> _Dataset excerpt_
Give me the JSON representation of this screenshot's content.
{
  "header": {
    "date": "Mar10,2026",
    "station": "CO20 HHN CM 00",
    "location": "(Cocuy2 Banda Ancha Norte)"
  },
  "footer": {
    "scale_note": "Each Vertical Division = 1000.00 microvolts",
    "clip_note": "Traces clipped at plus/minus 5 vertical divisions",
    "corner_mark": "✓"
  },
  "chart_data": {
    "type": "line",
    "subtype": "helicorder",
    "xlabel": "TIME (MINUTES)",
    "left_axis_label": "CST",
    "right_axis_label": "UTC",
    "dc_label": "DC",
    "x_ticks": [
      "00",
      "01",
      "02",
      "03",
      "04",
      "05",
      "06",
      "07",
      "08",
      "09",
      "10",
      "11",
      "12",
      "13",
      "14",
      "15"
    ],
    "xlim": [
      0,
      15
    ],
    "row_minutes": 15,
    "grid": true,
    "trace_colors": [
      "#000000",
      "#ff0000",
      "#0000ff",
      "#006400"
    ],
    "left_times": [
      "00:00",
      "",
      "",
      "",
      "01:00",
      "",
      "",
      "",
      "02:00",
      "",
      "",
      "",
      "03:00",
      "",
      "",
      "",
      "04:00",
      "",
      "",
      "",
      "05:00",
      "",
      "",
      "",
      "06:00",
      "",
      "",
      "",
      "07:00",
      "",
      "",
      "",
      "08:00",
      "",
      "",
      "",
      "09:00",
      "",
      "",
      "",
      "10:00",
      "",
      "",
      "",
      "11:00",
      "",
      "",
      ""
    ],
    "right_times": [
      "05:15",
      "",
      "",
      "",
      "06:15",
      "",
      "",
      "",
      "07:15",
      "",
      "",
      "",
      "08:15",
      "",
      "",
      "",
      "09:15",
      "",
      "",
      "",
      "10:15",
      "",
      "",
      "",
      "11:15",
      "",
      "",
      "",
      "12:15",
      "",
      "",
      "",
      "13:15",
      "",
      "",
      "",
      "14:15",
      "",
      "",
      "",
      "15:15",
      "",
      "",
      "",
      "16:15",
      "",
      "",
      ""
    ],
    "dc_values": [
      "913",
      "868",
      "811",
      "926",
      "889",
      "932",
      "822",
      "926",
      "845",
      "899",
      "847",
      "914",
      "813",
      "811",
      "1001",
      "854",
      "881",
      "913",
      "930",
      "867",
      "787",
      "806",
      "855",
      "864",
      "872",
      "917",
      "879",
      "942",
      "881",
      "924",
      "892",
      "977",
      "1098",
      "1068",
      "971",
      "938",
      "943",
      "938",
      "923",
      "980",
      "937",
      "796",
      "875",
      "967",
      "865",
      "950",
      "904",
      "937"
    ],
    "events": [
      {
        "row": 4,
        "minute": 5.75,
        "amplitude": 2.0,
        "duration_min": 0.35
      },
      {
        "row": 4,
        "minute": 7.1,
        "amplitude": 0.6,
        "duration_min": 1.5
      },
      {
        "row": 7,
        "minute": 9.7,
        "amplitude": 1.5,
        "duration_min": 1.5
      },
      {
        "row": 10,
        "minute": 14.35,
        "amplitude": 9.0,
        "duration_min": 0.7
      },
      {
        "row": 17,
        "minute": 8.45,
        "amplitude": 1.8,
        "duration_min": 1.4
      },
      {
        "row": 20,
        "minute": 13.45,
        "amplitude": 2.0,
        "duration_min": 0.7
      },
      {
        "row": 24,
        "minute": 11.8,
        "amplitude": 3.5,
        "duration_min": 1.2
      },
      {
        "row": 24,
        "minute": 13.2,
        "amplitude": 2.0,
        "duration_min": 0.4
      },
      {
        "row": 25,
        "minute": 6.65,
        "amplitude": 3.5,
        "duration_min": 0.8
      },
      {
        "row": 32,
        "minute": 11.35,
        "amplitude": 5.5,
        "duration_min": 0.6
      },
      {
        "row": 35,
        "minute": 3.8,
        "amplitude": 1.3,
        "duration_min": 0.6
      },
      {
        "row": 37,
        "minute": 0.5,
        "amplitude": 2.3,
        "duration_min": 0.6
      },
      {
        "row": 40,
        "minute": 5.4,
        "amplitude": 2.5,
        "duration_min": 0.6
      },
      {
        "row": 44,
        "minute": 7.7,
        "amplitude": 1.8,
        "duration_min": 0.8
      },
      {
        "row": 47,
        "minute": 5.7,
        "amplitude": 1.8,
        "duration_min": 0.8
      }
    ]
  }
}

> _WHAT IS NEEDED_
The records above should be duplicated in full, exactly as given.

> _WORKED ANSWER_
Give me the JSON representation of this screenshot's content.
{
  "header": {
    "date": "Mar10,2026",
    "station": "CO20 HHN CM 00",
    "location": "(Cocuy2 Banda Ancha Norte)"
  },
  "footer": {
    "scale_note": "Each Vertical Division = 1000.00 microvolts",
    "clip_note": "Traces clipped at plus/minus 5 vertical divisions",
    "corner_mark": "✓"
  },
  "chart_data": {
    "type": "line",
    "subtype": "helicorder",
    "xlabel": "TIME (MINUTES)",
    "left_axis_label": "CST",
    "right_axis_label": "UTC",
    "dc_label": "DC",
    "x_ticks": [
      "00",
      "01",
      "02",
      "03",
      "04",
      "05",
      "06",
      "07",
      "08",
      "09",
      "10",
      "11",
      "12",
      "13",
      "14",
      "15"
    ],
    "xlim": [
      0,
      15
    ],
    "row_minutes": 15,
    "grid": true,
    "trace_colors": [
      "#000000",
      "#ff0000",
      "#0000ff",
      "#006400"
    ],
    "left_times": [
      "00:00",
      "",
      "",
      "",
      "01:00",
      "",
      "",
      "",
      "02:00",
      "",
      "",
      "",
      "03:00",
      "",
      "",
      "",
      "04:00",
      "",
      "",
      "",
      "05:00",
      "",
      "",
      "",
      "06:00",
      "",
      "",
      "",
      "07:00",
      "",
      "",
      "",
      "08:00",
      "",
      "",
      "",
      "09:00",
      "",
      "",
      "",
      "10:00",
      "",
      "",
      "",
      "11:00",
      "",
      "",
      ""
    ],
    "right_times": [
      "05:15",
      "",
      "",
      "",
      "06:15",
      "",
      "",
      "",
      "07:15",
      "",
      "",
      "",
      "08:15",
      "",
      "",
      "",
      "09:15",
      "",
      "",
      "",
      "10:15",
      "",
      "",
      "",
      "11:15",
      "",
      "",
      "",
      "12:15",
      "",
      "",
      "",
      "13:15",
      "",
      "",
      "",
      "14:15",
      "",
      "",
      "",
      "15:15",
      "",
      "",
      "",
      "16:15",
      "",
      "",
      ""
    ],
    "dc_values": [
      "913",
      "868",
      "811",
      "926",
      "889",
      "932",
      "822",
      "926",
      "845",
      "899",
      "847",
      "914",
      "813",
      "811",
      "1001",
      "854",
      "881",
      "913",
      "930",
      "867",
      "787",
      "806",
      "855",
      "864",
      "872",
      "917",
      "879",
      "942",
      "881",
      "924",
      "892",
      "977",
      "1098",
      "1068",
      "971",
      "938",
      "943",
      "938",
      "923",
      "980",
      "937",
      "796",
      "875",
      "967",
      "865",
      "950",
      "904",
      "937"
    ],
    "events": [
      {
        "row": 4,
        "minute": 5.75,
        "amplitude": 2.0,
        "duration_min": 0.35
      },
      {
        "row": 4,
        "minute": 7.1,
        "amplitude": 0.6,
        "duration_min": 1.5
      },
      {
        "row": 7,
        "minute": 9.7,
        "amplitude": 1.5,
        "duration_min": 1.5
      },
      {
        "row": 10,
        "minute": 14.35,
        "amplitude": 9.0,
        "duration_min": 0.7
      },
      {
        "row": 17,
        "minute": 8.45,
        "amplitude": 1.8,
        "duration_min": 1.4
      },
      {
        "row": 20,
        "minute": 13.45,
        "amplitude": 2.0,
        "duration_min": 0.7
      },
      {
        "row": 24,
        "minute": 11.8,
        "amplitude": 3.5,
        "duration_min": 1.2
      },
      {
        "row": 24,
        "minute": 13.2,
        "amplitude": 2.0,
        "duration_min": 0.4
      },
      {
        "row": 25,
        "minute": 6.65,
        "amplitude": 3.5,
        "duration_min": 0.8
      },
      {
        "row": 32,
        "minute": 11.35,
        "amplitude": 5.5,
        "duration_min": 0.6
      },
      {
        "row": 35,
        "minute": 3.8,
        "amplitude": 1.3,
        "duration_min": 0.6
      },
      {
        "row": 37,
        "minute": 0.5,
        "amplitude": 2.3,
        "duration_min": 0.6
      },
      {
        "row": 40,
        "minute": 5.4,
        "amplitude": 2.5,
        "duration_min": 0.6
      },
      {
        "row": 44,
        "minute": 7.7,
        "amplitude": 1.8,
        "duration_min": 0.8
      },
      {
        "row": 47,
        "minute": 5.7,
        "amplitude": 1.8,
        "duration_min": 0.8
      }
    ]
  }
}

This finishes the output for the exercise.